### TASK TO COMPLETE
Write the records out again exactly, leaving no images in.

### ROWS
====
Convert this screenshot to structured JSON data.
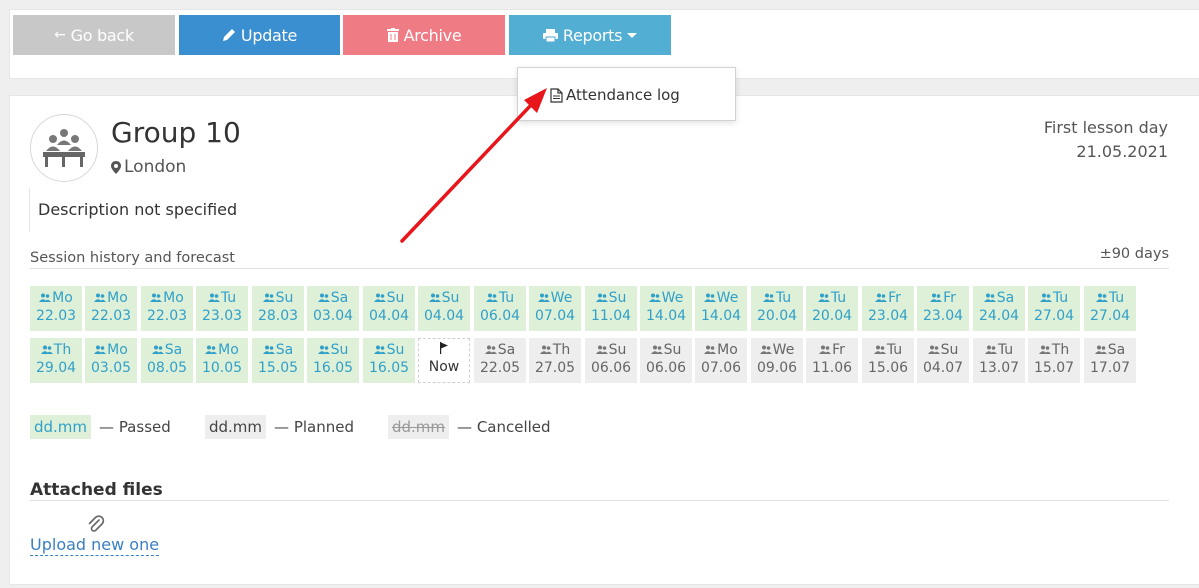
{
  "toolbar": {
    "back_label": "Go back",
    "update_label": "Update",
    "archive_label": "Archive",
    "reports_label": "Reports",
    "back_color": "#c8c8c8",
    "update_color": "#3a8fd0",
    "archive_color": "#ef7b85",
    "reports_color": "#52aed2"
  },
  "reports_menu": {
    "items": [
      {
        "label": "Attendance log",
        "icon": "document-icon"
      }
    ]
  },
  "group": {
    "name": "Group 10",
    "location": "London",
    "description": "Description not specified",
    "first_lesson_label": "First lesson day",
    "first_lesson_date": "21.05.2021"
  },
  "sessions": {
    "title": "Session history and forecast",
    "range": "±90 days",
    "items": [
      {
        "day": "Mo",
        "date": "22.03",
        "status": "passed"
      },
      {
        "day": "Mo",
        "date": "22.03",
        "status": "passed"
      },
      {
        "day": "Mo",
        "date": "22.03",
        "status": "passed"
      },
      {
        "day": "Tu",
        "date": "23.03",
        "status": "passed"
      },
      {
        "day": "Su",
        "date": "28.03",
        "status": "passed"
      },
      {
        "day": "Sa",
        "date": "03.04",
        "status": "passed"
      },
      {
        "day": "Su",
        "date": "04.04",
        "status": "passed"
      },
      {
        "day": "Su",
        "date": "04.04",
        "status": "passed"
      },
      {
        "day": "Tu",
        "date": "06.04",
        "status": "passed"
      },
      {
        "day": "We",
        "date": "07.04",
        "status": "passed"
      },
      {
        "day": "Su",
        "date": "11.04",
        "status": "passed"
      },
      {
        "day": "We",
        "date": "14.04",
        "status": "passed"
      },
      {
        "day": "We",
        "date": "14.04",
        "status": "passed"
      },
      {
        "day": "Tu",
        "date": "20.04",
        "status": "passed"
      },
      {
        "day": "Tu",
        "date": "20.04",
        "status": "passed"
      },
      {
        "day": "Fr",
        "date": "23.04",
        "status": "passed"
      },
      {
        "day": "Fr",
        "date": "23.04",
        "status": "passed"
      },
      {
        "day": "Sa",
        "date": "24.04",
        "status": "passed"
      },
      {
        "day": "Tu",
        "date": "27.04",
        "status": "passed"
      },
      {
        "day": "Tu",
        "date": "27.04",
        "status": "passed"
      },
      {
        "day": "Th",
        "date": "29.04",
        "status": "passed"
      },
      {
        "day": "Mo",
        "date": "03.05",
        "status": "passed"
      },
      {
        "day": "Sa",
        "date": "08.05",
        "status": "passed"
      },
      {
        "day": "Mo",
        "date": "10.05",
        "status": "passed"
      },
      {
        "day": "Sa",
        "date": "15.05",
        "status": "passed"
      },
      {
        "day": "Su",
        "date": "16.05",
        "status": "passed"
      },
      {
        "day": "Su",
        "date": "16.05",
        "status": "passed"
      },
      {
        "day": "",
        "date": "Now",
        "status": "now"
      },
      {
        "day": "Sa",
        "date": "22.05",
        "status": "planned"
      },
      {
        "day": "Th",
        "date": "27.05",
        "status": "planned"
      },
      {
        "day": "Su",
        "date": "06.06",
        "status": "planned"
      },
      {
        "day": "Su",
        "date": "06.06",
        "status": "planned"
      },
      {
        "day": "Mo",
        "date": "07.06",
        "status": "planned"
      },
      {
        "day": "We",
        "date": "09.06",
        "status": "planned"
      },
      {
        "day": "Fr",
        "date": "11.06",
        "status": "planned"
      },
      {
        "day": "Tu",
        "date": "15.06",
        "status": "planned"
      },
      {
        "day": "Su",
        "date": "04.07",
        "status": "planned"
      },
      {
        "day": "Tu",
        "date": "13.07",
        "status": "planned"
      },
      {
        "day": "Th",
        "date": "15.07",
        "status": "planned"
      },
      {
        "day": "Sa",
        "date": "17.07",
        "status": "planned"
      }
    ],
    "colors": {
      "passed_bg": "#dff0d8",
      "passed_text": "#31a0c9",
      "planned_bg": "#eeeeee",
      "planned_text": "#666666"
    }
  },
  "legend": {
    "sample": "dd.mm",
    "passed": "— Passed",
    "planned": "— Planned",
    "cancelled": "— Cancelled"
  },
  "files": {
    "title": "Attached files",
    "upload_label": "Upload new one"
  }
}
====
### SOLUTION FOR THIS EXERCISE
Convert this screenshot to structured JSON data.
{
  "toolbar": {
    "back_label": "Go back",
    "update_label": "Update",
    "archive_label": "Archive",
    "reports_label": "Reports",
    "back_color": "#c8c8c8",
    "update_color": "#3a8fd0",
    "archive_color": "#ef7b85",
    "reports_color": "#52aed2"
  },
  "reports_menu": {
    "items": [
      {
        "label": "Attendance log",
        "icon": "document-icon"
      }
    ]
  },
  "group": {
    "name": "Group 10",
    "location": "London",
    "description": "Description not specified",
    "first_lesson_label": "First lesson day",
    "first_lesson_date": "21.05.2021"
  },
  "sessions": {
    "title": "Session history and forecast",
    "range": "±90 days",
    "items": [
      {
        "day": "Mo",
        "date": "22.03",
        "status": "passed"
      },
      {
        "day": "Mo",
        "date": "22.03",
        "status": "passed"
      },
      {
        "day": "Mo",
        "date": "22.03",
        "status": "passed"
      },
      {
        "day": "Tu",
        "date": "23.03",
        "status": "passed"
      },
      {
        "day": "Su",
        "date": "28.03",
        "status": "passed"
      },
      {
        "day": "Sa",
        "date": "03.04",
        "status": "passed"
      },
      {
        "day": "Su",
        "date": "04.04",
        "status": "passed"
      },
      {
        "day": "Su",
        "date": "04.04",
        "status": "passed"
      },
      {
        "day": "Tu",
        "date": "06.04",
        "status": "passed"
      },
      {
        "day": "We",
        "date": "07.04",
        "status": "passed"
      },
      {
        "day": "Su",
        "date": "11.04",
        "status": "passed"
      },
      {
        "day": "We",
        "date": "14.04",
        "status": "passed"
      },
      {
        "day": "We",
        "date": "14.04",
        "status": "passed"
      },
      {
        "day": "Tu",
        "date": "20.04",
        "status": "passed"
      },
      {
        "day": "Tu",
        "date": "20.04",
        "status": "passed"
      },
      {
        "day": "Fr",
        "date": "23.04",
        "status": "passed"
      },
      {
        "day": "Fr",
        "date": "23.04",
        "status": "passed"
      },
      {
        "day": "Sa",
        "date": "24.04",
        "status": "passed"
      },
      {
        "day": "Tu",
        "date": "27.04",
        "status": "passed"
      },
      {
        "day": "Tu",
        "date": "27.04",
        "status": "passed"
      },
      {
        "day": "Th",
        "date": "29.04",
        "status": "passed"
      },
      {
        "day": "Mo",
        "date": "03.05",
        "status": "passed"
      },
      {
        "day": "Sa",
        "date": "08.05",
        "status": "passed"
      },
      {
        "day": "Mo",
        "date": "10.05",
        "status": "passed"
      },
      {
        "day": "Sa",
        "date": "15.05",
        "status": "passed"
      },
      {
        "day": "Su",
        "date": "16.05",
        "status": "passed"
      },
      {
        "day": "Su",
        "date": "16.05",
        "status": "passed"
      },
      {
        "day": "",
        "date": "Now",
        "status": "now"
      },
      {
        "day": "Sa",
        "date": "22.05",
        "status": "planned"
      },
      {
        "day": "Th",
        "date": "27.05",
        "status": "planned"
      },
      {
        "day": "Su",
        "date": "06.06",
        "status": "planned"
      },
      {
        "day": "Su",
        "date": "06.06",
        "status": "planned"
      },
      {
        "day": "Mo",
        "date": "07.06",
        "status": "planned"
      },
      {
        "day": "We",
        "date": "09.06",
        "status": "planned"
      },
      {
        "day": "Fr",
        "date": "11.06",
        "status": "planned"
      },
      {
        "day": "Tu",
        "date": "15.06",
        "status": "planned"
      },
      {
        "day": "Su",
        "date": "04.07",
        "status": "planned"
      },
      {
        "day": "Tu",
        "date": "13.07",
        "status": "planned"
      },
      {
        "day": "Th",
        "date": "15.07",
        "status": "planned"
      },
      {
        "day": "Sa",
        "date": "17.07",
        "status": "planned"
      }
    ],
    "colors": {
      "passed_bg": "#dff0d8",
      "passed_text": "#31a0c9",
      "planned_bg": "#eeeeee",
      "planned_text": "#666666"
    }
  },
  "legend": {
    "sample": "dd.mm",
    "passed": "— Passed",
    "planned": "— Planned",
    "cancelled": "— Cancelled"
  },
  "files": {
    "title": "Attached files",
    "upload_label": "Upload new one"
  }
}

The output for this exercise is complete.